— start of DATA PROVIDED —

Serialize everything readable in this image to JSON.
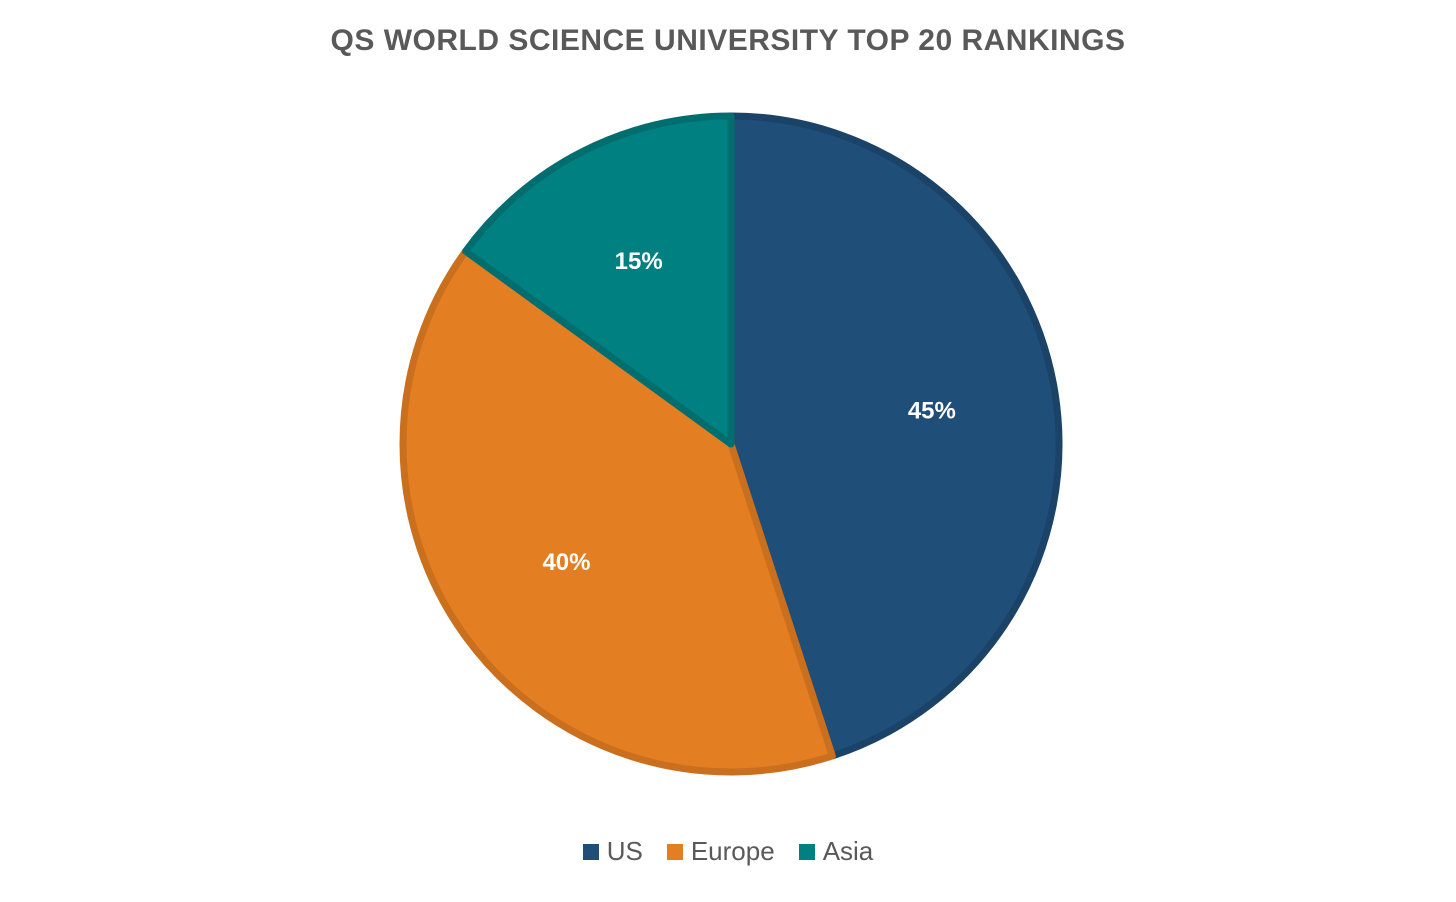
{
  "chart_data": {
    "type": "pie",
    "title": "QS WORLD SCIENCE UNIVERSITY TOP 20 RANKINGS",
    "categories": [
      "US",
      "Europe",
      "Asia"
    ],
    "values": [
      45,
      40,
      15
    ],
    "labels": [
      "45%",
      "40%",
      "15%"
    ],
    "colors": [
      "#1F4E79",
      "#E37E22",
      "#008080"
    ],
    "edge_colors": [
      "#1B4368",
      "#C96F1D",
      "#006E6E"
    ],
    "legend_position": "bottom",
    "start_angle": "12 o'clock, clockwise"
  }
}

— end of DATA PROVIDED —

TO DO:
Go through the listing above and write it all out exactly, leaving out any picture.

RESULT FOR THIS TASK:
Serialize everything readable in this image to JSON.
{
  "chart_data": {
    "type": "pie",
    "title": "QS WORLD SCIENCE UNIVERSITY TOP 20 RANKINGS",
    "categories": [
      "US",
      "Europe",
      "Asia"
    ],
    "values": [
      45,
      40,
      15
    ],
    "labels": [
      "45%",
      "40%",
      "15%"
    ],
    "colors": [
      "#1F4E79",
      "#E37E22",
      "#008080"
    ],
    "edge_colors": [
      "#1B4368",
      "#C96F1D",
      "#006E6E"
    ],
    "legend_position": "bottom",
    "start_angle": "12 o'clock, clockwise"
  }
}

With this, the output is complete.